(Saved data entries)
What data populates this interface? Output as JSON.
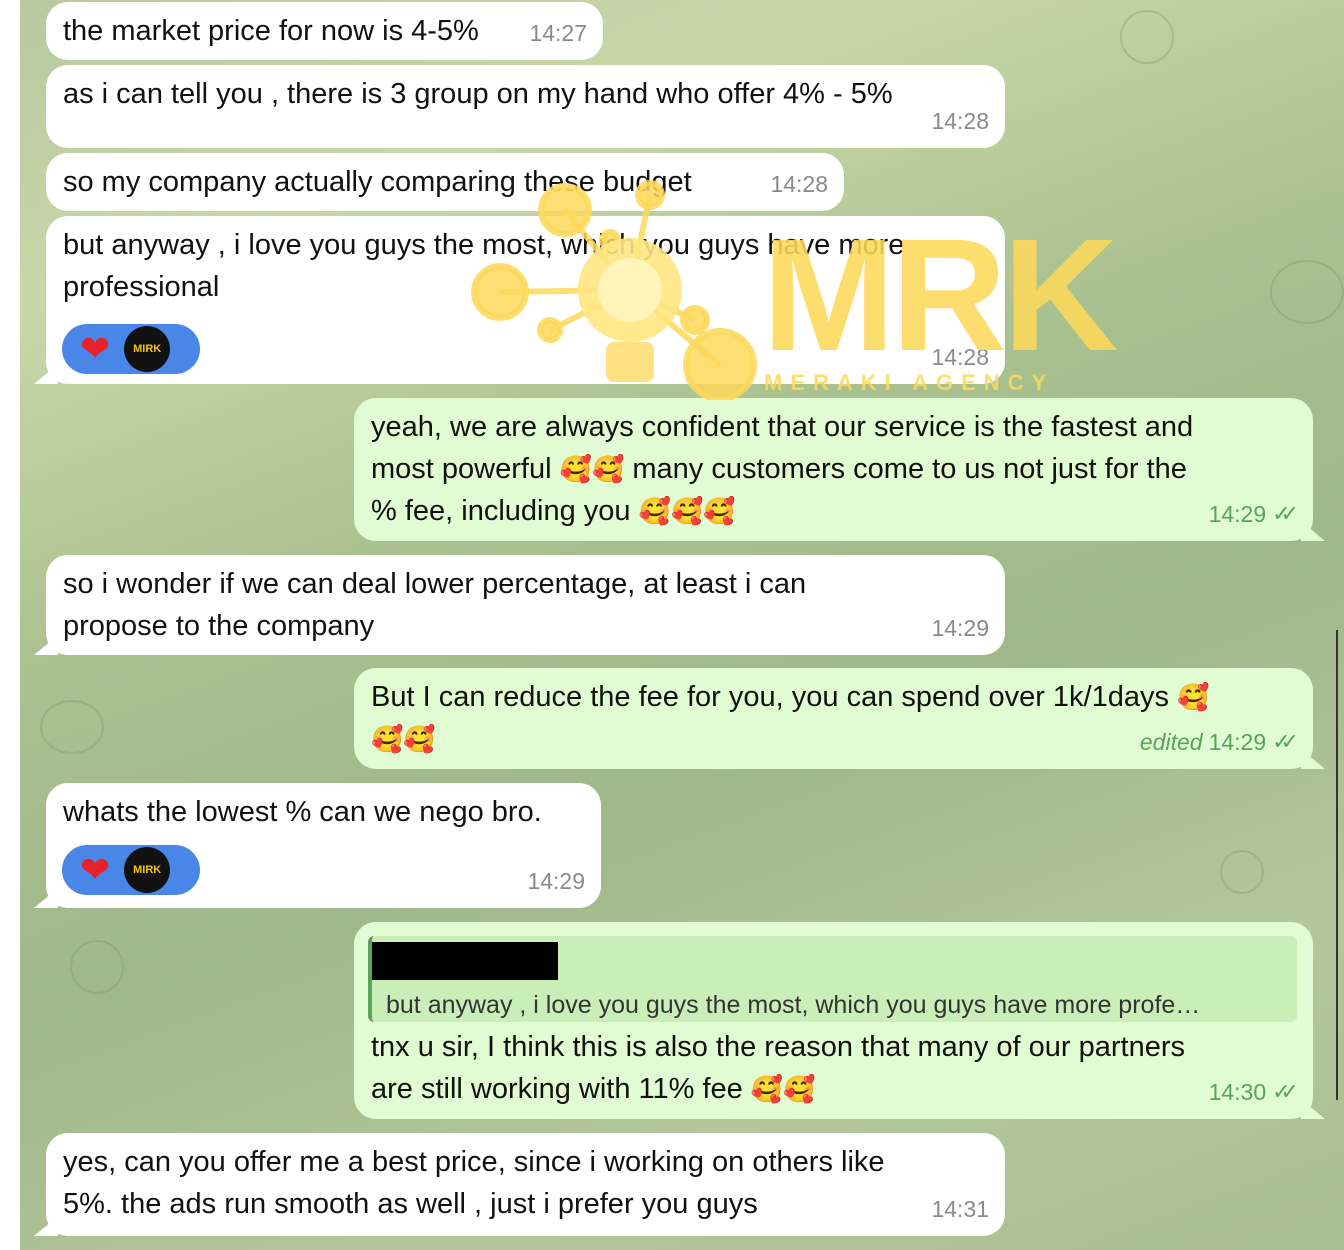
{
  "messages": [
    {
      "text": "the market price for now is 4-5%",
      "time": "14:27"
    },
    {
      "text": "as i can tell you , there is 3 group on my hand who offer 4% - 5%",
      "time": "14:28"
    },
    {
      "text": "so my company actually comparing these budget",
      "time": "14:28"
    },
    {
      "text_line1": "but anyway , i love you guys the most, which you guys have more",
      "text_line2": "professional",
      "time": "14:28"
    },
    {
      "line1": "yeah, we are always confident that our service is the fastest and",
      "line2a": "most powerful",
      "line2b": "many customers come to us not just for the",
      "line3": "% fee, including you",
      "time": "14:29"
    },
    {
      "line1": "so i wonder if we can deal lower percentage, at least i can",
      "line2": "propose to the company",
      "time": "14:29"
    },
    {
      "line1": "But I can reduce the fee for you, you can spend over 1k/1days",
      "edited_label": "edited",
      "time": "14:29"
    },
    {
      "text": "whats the lowest % can we nego bro.",
      "time": "14:29"
    },
    {
      "reply_quote": "but anyway , i love you guys the most, which you guys have more profe…",
      "line1": "tnx u sir, I think this is also the reason that many of our partners",
      "line2": "are still working with 11% fee",
      "time": "14:30"
    },
    {
      "line1": "yes, can you offer me a best price, since i working on others like",
      "line2": "5%. the ads run smooth as well , just i prefer you guys",
      "time": "14:31"
    }
  ],
  "emoji": {
    "smiling_hearts": "🥰",
    "heart": "❤"
  },
  "reaction_avatar_label": "MIRK",
  "watermark": {
    "logo": "MRK",
    "subtitle": "MERAKI AGENCY"
  }
}
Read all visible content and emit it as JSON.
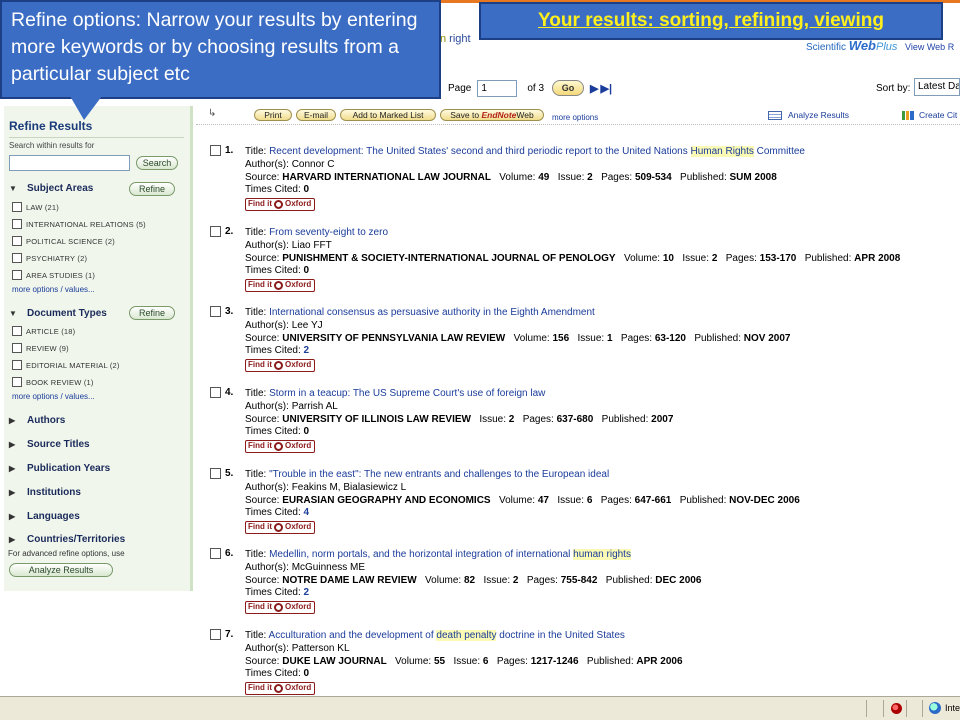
{
  "callouts": {
    "refine_text": "Refine options: Narrow your results by entering more keywords or by choosing results from a particular subject etc",
    "results_text": "Your results: sorting, refining, viewing"
  },
  "header": {
    "partial_text_hl": "n",
    "partial_text_rest": " right",
    "webplus_prefix": "Scientific",
    "webplus_brand": "Web",
    "webplus_plus": "Plus",
    "webplus_link": "View Web R",
    "page_label": "Page",
    "page_value": "1",
    "of_label": "of",
    "total_pages": "3",
    "go_label": "Go",
    "sort_label": "Sort by:",
    "sort_value": "Latest Da"
  },
  "toolbar": {
    "print": "Print",
    "email": "E-mail",
    "marked_list": "Add to Marked List",
    "save_to": "Save to",
    "endnote": "EndNote",
    "web": "Web",
    "more_options": "more options",
    "analyze_results": "Analyze Results",
    "create_citation": "Create Cit"
  },
  "sidebar": {
    "title": "Refine Results",
    "search_label": "Search within results for",
    "search_button": "Search",
    "refine_button": "Refine",
    "subject_areas": {
      "title": "Subject Areas",
      "options": [
        "LAW (21)",
        "INTERNATIONAL RELATIONS (5)",
        "POLITICAL SCIENCE (2)",
        "PSYCHIATRY (2)",
        "AREA STUDIES (1)"
      ],
      "more": "more options / values..."
    },
    "document_types": {
      "title": "Document Types",
      "options": [
        "ARTICLE (18)",
        "REVIEW (9)",
        "EDITORIAL MATERIAL (2)",
        "BOOK REVIEW (1)"
      ],
      "more": "more options / values..."
    },
    "collapsed": [
      "Authors",
      "Source Titles",
      "Publication Years",
      "Institutions",
      "Languages",
      "Countries/Territories"
    ],
    "advanced_note": "For advanced refine options, use",
    "analyze_button": "Analyze Results"
  },
  "labels": {
    "title": "Title: ",
    "authors": "Author(s): ",
    "source": "Source: ",
    "volume": "Volume: ",
    "issue": "Issue: ",
    "pages": "Pages: ",
    "published": "Published: ",
    "times_cited": "Times Cited: ",
    "find_it": "Find it",
    "oxford": "Oxford"
  },
  "results": [
    {
      "num": "1.",
      "title_before": "Recent development: The United States' second and third periodic report to the United Nations ",
      "title_hl": "Human Rights",
      "title_after": " Committee",
      "authors": "Connor C",
      "source": "HARVARD INTERNATIONAL LAW JOURNAL",
      "volume": "49",
      "issue": "2",
      "pages": "509-534",
      "published": "SUM 2008",
      "times_cited": "0"
    },
    {
      "num": "2.",
      "title_before": "From seventy-eight to zero",
      "title_hl": "",
      "title_after": "",
      "authors": "Liao FFT",
      "source": "PUNISHMENT & SOCIETY-INTERNATIONAL JOURNAL OF PENOLOGY",
      "volume": "10",
      "issue": "2",
      "pages": "153-170",
      "published": "APR 2008",
      "times_cited": "0"
    },
    {
      "num": "3.",
      "title_before": "International consensus as persuasive authority in the Eighth Amendment",
      "title_hl": "",
      "title_after": "",
      "authors": "Lee YJ",
      "source": "UNIVERSITY OF PENNSYLVANIA LAW REVIEW",
      "volume": "156",
      "issue": "1",
      "pages": "63-120",
      "published": "NOV 2007",
      "times_cited": "2"
    },
    {
      "num": "4.",
      "title_before": "Storm in a teacup: The US Supreme Court's use of foreign law",
      "title_hl": "",
      "title_after": "",
      "authors": "Parrish AL",
      "source": "UNIVERSITY OF ILLINOIS LAW REVIEW",
      "volume": "",
      "issue": "2",
      "pages": "637-680",
      "published": "2007",
      "times_cited": "0"
    },
    {
      "num": "5.",
      "title_before": "\"Trouble in the east\": The new entrants and challenges to the European ideal",
      "title_hl": "",
      "title_after": "",
      "authors": "Feakins M, Bialasiewicz L",
      "source": "EURASIAN GEOGRAPHY AND ECONOMICS",
      "volume": "47",
      "issue": "6",
      "pages": "647-661",
      "published": "NOV-DEC 2006",
      "times_cited": "4"
    },
    {
      "num": "6.",
      "title_before": "Medellin, norm portals, and the horizontal integration of international ",
      "title_hl": "human rights",
      "title_after": "",
      "authors": "McGuinness ME",
      "source": "NOTRE DAME LAW REVIEW",
      "volume": "82",
      "issue": "2",
      "pages": "755-842",
      "published": "DEC 2006",
      "times_cited": "2"
    },
    {
      "num": "7.",
      "title_before": "Acculturation and the development of ",
      "title_hl": "death penalty",
      "title_after": " doctrine in the United States",
      "authors": "Patterson KL",
      "source": "DUKE LAW JOURNAL",
      "volume": "55",
      "issue": "6",
      "pages": "1217-1246",
      "published": "APR 2006",
      "times_cited": "0"
    }
  ],
  "statusbar": {
    "zone": "Inte"
  }
}
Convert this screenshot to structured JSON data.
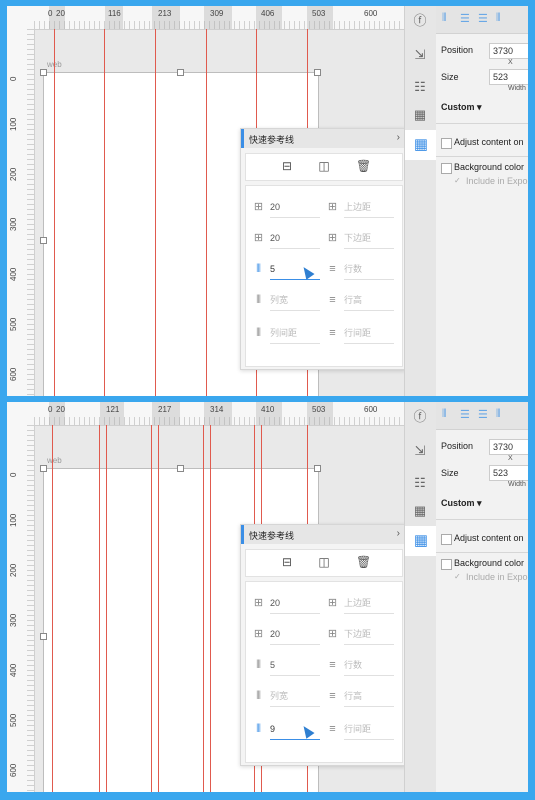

_Given exercise_
Copy each line of the listing that includes "Analyze".

_Result of this task_
    "analyze_results": "Analyze Results",
    "analyze_button": "Analyze Results"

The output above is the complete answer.